What you will do: Write out every one of the rows below verbatim, changing no character.

========================

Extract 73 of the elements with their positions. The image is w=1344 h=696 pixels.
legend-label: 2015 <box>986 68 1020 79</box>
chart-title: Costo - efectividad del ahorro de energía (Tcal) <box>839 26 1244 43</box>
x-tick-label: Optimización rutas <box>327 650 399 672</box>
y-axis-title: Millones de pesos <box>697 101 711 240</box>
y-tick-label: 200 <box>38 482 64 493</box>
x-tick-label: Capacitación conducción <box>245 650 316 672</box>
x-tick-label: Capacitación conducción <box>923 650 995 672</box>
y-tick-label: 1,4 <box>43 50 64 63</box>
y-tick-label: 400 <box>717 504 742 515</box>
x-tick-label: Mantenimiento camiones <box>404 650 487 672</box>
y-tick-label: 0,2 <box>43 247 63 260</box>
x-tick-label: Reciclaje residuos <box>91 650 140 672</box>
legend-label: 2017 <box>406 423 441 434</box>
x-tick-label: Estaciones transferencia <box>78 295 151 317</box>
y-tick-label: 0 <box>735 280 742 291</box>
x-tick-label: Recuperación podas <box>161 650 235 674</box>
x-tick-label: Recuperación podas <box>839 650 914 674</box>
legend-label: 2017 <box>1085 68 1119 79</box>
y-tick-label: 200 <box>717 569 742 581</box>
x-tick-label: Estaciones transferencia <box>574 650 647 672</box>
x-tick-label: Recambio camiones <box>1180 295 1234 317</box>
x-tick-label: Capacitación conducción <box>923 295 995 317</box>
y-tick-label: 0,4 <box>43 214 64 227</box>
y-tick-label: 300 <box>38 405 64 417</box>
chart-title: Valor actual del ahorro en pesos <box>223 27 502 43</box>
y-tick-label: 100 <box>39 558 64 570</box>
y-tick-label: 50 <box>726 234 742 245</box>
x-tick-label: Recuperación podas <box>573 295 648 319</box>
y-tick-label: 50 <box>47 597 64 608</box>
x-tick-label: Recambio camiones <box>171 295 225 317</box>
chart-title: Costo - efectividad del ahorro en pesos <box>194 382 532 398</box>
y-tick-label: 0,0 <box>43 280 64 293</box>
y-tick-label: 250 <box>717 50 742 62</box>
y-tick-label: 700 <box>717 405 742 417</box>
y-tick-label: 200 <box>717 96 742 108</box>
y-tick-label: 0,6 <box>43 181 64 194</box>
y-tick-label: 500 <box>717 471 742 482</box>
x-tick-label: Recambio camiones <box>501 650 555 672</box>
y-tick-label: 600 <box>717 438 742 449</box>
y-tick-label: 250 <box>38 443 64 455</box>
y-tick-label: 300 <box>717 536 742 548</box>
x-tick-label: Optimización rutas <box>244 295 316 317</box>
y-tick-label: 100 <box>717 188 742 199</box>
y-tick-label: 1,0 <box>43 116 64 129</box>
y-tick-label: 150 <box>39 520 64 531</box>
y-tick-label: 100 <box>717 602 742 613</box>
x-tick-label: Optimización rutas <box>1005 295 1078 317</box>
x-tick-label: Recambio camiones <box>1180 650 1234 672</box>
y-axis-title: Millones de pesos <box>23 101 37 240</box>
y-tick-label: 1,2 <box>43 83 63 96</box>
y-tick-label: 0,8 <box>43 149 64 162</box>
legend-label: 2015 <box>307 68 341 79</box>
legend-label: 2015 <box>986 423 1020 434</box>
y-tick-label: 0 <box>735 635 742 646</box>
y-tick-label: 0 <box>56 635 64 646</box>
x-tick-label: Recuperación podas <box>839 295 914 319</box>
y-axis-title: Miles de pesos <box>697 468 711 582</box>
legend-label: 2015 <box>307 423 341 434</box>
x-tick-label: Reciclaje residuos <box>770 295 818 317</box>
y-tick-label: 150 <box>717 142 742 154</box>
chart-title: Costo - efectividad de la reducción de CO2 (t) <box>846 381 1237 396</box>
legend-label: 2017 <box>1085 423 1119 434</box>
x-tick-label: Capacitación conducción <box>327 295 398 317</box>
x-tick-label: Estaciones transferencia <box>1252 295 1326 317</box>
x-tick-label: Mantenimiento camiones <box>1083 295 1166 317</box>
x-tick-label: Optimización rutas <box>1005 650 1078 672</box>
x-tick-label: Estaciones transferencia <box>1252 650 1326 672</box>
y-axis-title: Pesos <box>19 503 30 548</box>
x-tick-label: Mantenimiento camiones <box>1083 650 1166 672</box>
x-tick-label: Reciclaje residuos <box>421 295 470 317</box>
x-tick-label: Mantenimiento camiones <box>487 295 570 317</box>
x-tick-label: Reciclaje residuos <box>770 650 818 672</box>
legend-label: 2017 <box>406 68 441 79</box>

========================

Result for this exercise:
Extract 73 of the elements with their positions. The image is w=1344 h=696 pixels.
legend-label: 2015 <box>986 68 1020 79</box>
chart-title: Costo - efectividad del ahorro de energía (Tcal) <box>839 26 1244 43</box>
x-tick-label: Optimización rutas <box>327 650 399 672</box>
y-axis-title: Millones de pesos <box>697 101 711 240</box>
y-tick-label: 200 <box>38 482 64 493</box>
x-tick-label: Capacitación conducción <box>245 650 316 672</box>
x-tick-label: Capacitación conducción <box>923 650 995 672</box>
y-tick-label: 1,4 <box>43 50 64 63</box>
y-tick-label: 400 <box>717 504 742 515</box>
x-tick-label: Mantenimiento camiones <box>404 650 487 672</box>
y-tick-label: 0,2 <box>43 247 63 260</box>
x-tick-label: Reciclaje residuos <box>91 650 140 672</box>
legend-label: 2017 <box>406 423 441 434</box>
x-tick-label: Estaciones transferencia <box>78 295 151 317</box>
y-tick-label: 0 <box>735 280 742 291</box>
x-tick-label: Recuperación podas <box>161 650 235 674</box>
x-tick-label: Recuperación podas <box>839 650 914 674</box>
legend-label: 2017 <box>1085 68 1119 79</box>
y-tick-label: 200 <box>717 569 742 581</box>
x-tick-label: Estaciones transferencia <box>574 650 647 672</box>
x-tick-label: Recambio camiones <box>1180 295 1234 317</box>
x-tick-label: Capacitación conducción <box>923 295 995 317</box>
y-tick-label: 0,4 <box>43 214 64 227</box>
y-tick-label: 300 <box>38 405 64 417</box>
chart-title: Valor actual del ahorro en pesos <box>223 27 502 43</box>
y-tick-label: 100 <box>39 558 64 570</box>
y-tick-label: 50 <box>726 234 742 245</box>
x-tick-label: Recuperación podas <box>573 295 648 319</box>
y-tick-label: 50 <box>47 597 64 608</box>
x-tick-label: Recambio camiones <box>171 295 225 317</box>
chart-title: Costo - efectividad del ahorro en pesos <box>194 382 532 398</box>
y-tick-label: 0,0 <box>43 280 64 293</box>
y-tick-label: 250 <box>717 50 742 62</box>
y-tick-label: 700 <box>717 405 742 417</box>
y-tick-label: 200 <box>717 96 742 108</box>
y-tick-label: 0,6 <box>43 181 64 194</box>
y-tick-label: 500 <box>717 471 742 482</box>
x-tick-label: Recambio camiones <box>501 650 555 672</box>
y-tick-label: 600 <box>717 438 742 449</box>
y-tick-label: 250 <box>38 443 64 455</box>
y-tick-label: 300 <box>717 536 742 548</box>
x-tick-label: Optimización rutas <box>244 295 316 317</box>
y-tick-label: 100 <box>717 188 742 199</box>
y-tick-label: 1,0 <box>43 116 64 129</box>
y-tick-label: 150 <box>39 520 64 531</box>
y-tick-label: 100 <box>717 602 742 613</box>
x-tick-label: Optimización rutas <box>1005 295 1078 317</box>
x-tick-label: Recambio camiones <box>1180 650 1234 672</box>
y-axis-title: Millones de pesos <box>23 101 37 240</box>
y-tick-label: 1,2 <box>43 83 63 96</box>
y-tick-label: 0,8 <box>43 149 64 162</box>
legend-label: 2015 <box>307 68 341 79</box>
legend-label: 2015 <box>986 423 1020 434</box>
y-tick-label: 0 <box>735 635 742 646</box>
y-tick-label: 0 <box>56 635 64 646</box>
x-tick-label: Recuperación podas <box>839 295 914 319</box>
y-axis-title: Miles de pesos <box>697 468 711 582</box>
legend-label: 2015 <box>307 423 341 434</box>
x-tick-label: Reciclaje residuos <box>770 295 818 317</box>
y-tick-label: 150 <box>717 142 742 154</box>
chart-title: Costo - efectividad de la reducción de CO2 (t) <box>846 381 1237 396</box>
legend-label: 2017 <box>1085 423 1119 434</box>
x-tick-label: Capacitación conducción <box>327 295 398 317</box>
x-tick-label: Estaciones transferencia <box>1252 295 1326 317</box>
x-tick-label: Mantenimiento camiones <box>1083 295 1166 317</box>
x-tick-label: Optimización rutas <box>1005 650 1078 672</box>
x-tick-label: Estaciones transferencia <box>1252 650 1326 672</box>
y-axis-title: Pesos <box>19 503 30 548</box>
x-tick-label: Mantenimiento camiones <box>1083 650 1166 672</box>
x-tick-label: Reciclaje residuos <box>421 295 470 317</box>
x-tick-label: Mantenimiento camiones <box>487 295 570 317</box>
x-tick-label: Reciclaje residuos <box>770 650 818 672</box>
legend-label: 2017 <box>406 68 441 79</box>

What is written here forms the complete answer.